**Complete the following**:
[1] In the roundtable summary, copy word for word everything from "4. Be diverse." down to "or short-term trading.".
[2] According to the roundtable summary, how much cash did Mr. Pitcairn say is on the sidelines of the bull market?
[3] Using the roundtable summary, decide whether each statement agrees with it, answering yes or no and quoting the deciding words: (a) Mr. Pitcairn said the incoming administration inherits a weaker economic backdrop than in 2008. (b) For the last eight years, markets have pivoted between fear and hope. (c) The quote on patience is credited to Brian Adams.

**Source extract**:
§ §
Mr. Pitcairn opened the roundtable by acknowledging the uncertainty pervading markets, politics, and the global economy. “In periods of significant change, it’s appropriate to think about what is happening in the world and to what degree that should affect our investment thinking.” However, as people contemplate opportunities and risks going forward, Mr. Pitcairn advocated for levelheadedness. “When we get wound up in a particular set of potential outcomes, it helps to take a step back.” Mr. Pitcairn shared a quote relevant to the current environment:

    “Learn the art of patience. Apply discipline to your thoughts when they become anxious over the outcome of a goal. Impatience breeds anxiety, fear, discouragement, and failure. Patience creates confidence, decisiveness, and a rational outlook, which eventually leads to success.”

      ~ Brian Adams, How to Succeed

“We can all be wary of the unknown ramifications of events like Brexit or the incoming Trump administration, but in response to anxiety, investors can sometimes overreact.” Mr. Pitcairn pointed to patience as a source of confidence, a way to forge through situations by focusing on probable outcomes rather than emotional drivers. As Chart A shows, emotions that have driven the current bull market include optimism, euphoria, fear, and depression. “Our goal,” explained Mr. Pitcairn, “is to capitalize on these emotions rather than be held captive by them.”
For the last eight years, markets have pivoted between fear and hope. Fear is a natural emotion to protect us, but sometimes it outruns its purpose. “There is $12.7 trillion in cash on the sidelines of the bull market,” said Mr. Pitcairn, “and that means fear is keeping many retail investors from participating in a great opportunity.”

“Most people would describe me as calm and optimistic,” stated Mr. Pitcairn. “Still, I can’t ignore the things that keep people from feeling good about the capital markets. What I can do is remind our client families that all great bull markets climb a wall of worry and a long-term strategic investment portfolio can succeed even in the face of a mountain of short-term uncertainty.”

November’s US election results unexpectedly upended the political landscape. “We do not have a firm basis to frame expectations for the incoming administration,” said Mr. Pitcairn. “However, we are mindful of actions that could affect market and economic cycles. For example, if the administration puts economic growth policies ahead of trade and social policies, we believe the market would take that better.” Mr. Pitcairn contended that the fundamental economic backdrop in the US is reasonably strong with the incoming administration inheriting a much stronger economic backdrop than we faced in 2008. “Consumers are in good shape going into what could be an extraordinarily robust holiday sales season and corporate earnings 2017 over 2016 could be solid as well.”

Mr. Pitcairn reminded the audience that five years ago he encouraged clients to embrace a series of five investment themes that are still relevant to long-term investors:

  1. Be prepared for asset inflation. Whether central bankers maintain their accommodative policies or the world returns to a more normal inflation environment, holding risk assets will be important.
  2. Go global in all asset classes. We believe successful long-term investors will have a global view within their investment portfolios.
  3. Stay up-to-date in technology. Just as Pitcairn harnessed technology for its tax overlay strategies, today, new technologies in the ETF market are changing how we deliver risk and return exposures. Effective use of new technology continues to improve long-term investment outcomes.
  4. Be diverse. Strategically diverse long-term portfolios have a much higher probability of success than those that rely on concentrated positioning or short-term trading.
§ §
**Dataset entries**:
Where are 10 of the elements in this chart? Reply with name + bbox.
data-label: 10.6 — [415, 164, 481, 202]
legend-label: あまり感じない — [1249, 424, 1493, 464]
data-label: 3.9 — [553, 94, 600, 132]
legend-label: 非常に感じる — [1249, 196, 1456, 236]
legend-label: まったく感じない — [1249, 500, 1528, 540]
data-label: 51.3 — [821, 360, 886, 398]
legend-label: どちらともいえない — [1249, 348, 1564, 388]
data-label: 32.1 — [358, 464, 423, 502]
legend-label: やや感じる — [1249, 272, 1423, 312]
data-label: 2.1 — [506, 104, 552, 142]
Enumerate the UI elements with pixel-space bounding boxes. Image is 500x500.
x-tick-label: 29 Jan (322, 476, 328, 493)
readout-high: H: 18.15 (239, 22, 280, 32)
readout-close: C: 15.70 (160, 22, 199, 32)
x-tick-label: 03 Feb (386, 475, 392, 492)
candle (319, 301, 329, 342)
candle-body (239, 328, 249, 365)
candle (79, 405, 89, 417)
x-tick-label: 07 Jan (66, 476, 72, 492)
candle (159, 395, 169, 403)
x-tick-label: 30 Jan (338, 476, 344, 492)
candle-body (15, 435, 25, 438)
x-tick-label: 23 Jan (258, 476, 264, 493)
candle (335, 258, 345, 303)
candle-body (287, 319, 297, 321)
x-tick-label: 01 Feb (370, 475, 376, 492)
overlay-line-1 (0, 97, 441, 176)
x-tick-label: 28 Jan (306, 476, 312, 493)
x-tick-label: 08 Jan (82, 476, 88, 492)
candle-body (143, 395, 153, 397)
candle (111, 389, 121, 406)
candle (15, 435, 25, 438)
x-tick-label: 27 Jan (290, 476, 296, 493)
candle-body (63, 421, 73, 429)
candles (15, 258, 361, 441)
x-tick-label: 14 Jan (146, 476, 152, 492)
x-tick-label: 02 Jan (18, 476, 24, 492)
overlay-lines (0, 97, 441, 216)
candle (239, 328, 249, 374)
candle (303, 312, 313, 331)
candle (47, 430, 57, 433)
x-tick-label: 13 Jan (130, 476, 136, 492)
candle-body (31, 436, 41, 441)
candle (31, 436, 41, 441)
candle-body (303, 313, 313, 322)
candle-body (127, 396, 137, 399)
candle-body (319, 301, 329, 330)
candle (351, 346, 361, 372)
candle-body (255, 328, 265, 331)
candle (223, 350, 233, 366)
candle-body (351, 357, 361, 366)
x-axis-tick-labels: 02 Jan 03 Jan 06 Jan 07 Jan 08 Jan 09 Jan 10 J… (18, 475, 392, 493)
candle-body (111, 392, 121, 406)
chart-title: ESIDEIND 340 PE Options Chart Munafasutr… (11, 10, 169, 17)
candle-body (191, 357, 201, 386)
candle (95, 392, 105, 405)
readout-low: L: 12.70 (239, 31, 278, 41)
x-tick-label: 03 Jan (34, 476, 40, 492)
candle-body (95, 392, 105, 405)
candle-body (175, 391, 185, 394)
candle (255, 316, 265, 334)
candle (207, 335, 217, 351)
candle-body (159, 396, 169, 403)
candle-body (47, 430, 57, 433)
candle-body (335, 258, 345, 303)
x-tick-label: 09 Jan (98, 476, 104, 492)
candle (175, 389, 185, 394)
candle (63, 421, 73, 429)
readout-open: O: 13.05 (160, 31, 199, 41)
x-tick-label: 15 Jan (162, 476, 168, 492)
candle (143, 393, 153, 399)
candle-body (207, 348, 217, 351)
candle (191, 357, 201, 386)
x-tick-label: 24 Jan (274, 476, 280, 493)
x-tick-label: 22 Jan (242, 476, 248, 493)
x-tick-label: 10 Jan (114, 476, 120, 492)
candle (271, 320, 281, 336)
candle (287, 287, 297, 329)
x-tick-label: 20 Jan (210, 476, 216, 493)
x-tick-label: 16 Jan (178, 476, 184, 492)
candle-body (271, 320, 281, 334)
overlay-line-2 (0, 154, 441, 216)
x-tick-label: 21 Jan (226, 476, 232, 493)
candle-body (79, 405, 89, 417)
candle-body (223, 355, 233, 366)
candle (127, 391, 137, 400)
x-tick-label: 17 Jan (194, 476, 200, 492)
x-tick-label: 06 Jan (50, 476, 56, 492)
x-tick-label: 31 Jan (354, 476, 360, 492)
§ §
**Answers**:
[1]
4. Be diverse. Strategically diverse long-term portfolios have a much higher probability of success than those that rely on concentrated positioning or short-term trading.

[2] $12.7 trillion.

[3]
(a) No: "inheriting a much stronger economic backdrop than we faced in 2008"
(b) Yes: "For the last eight years, markets have pivoted between fear and hope."
(c) Yes: "Brian Adams, How to Succeed"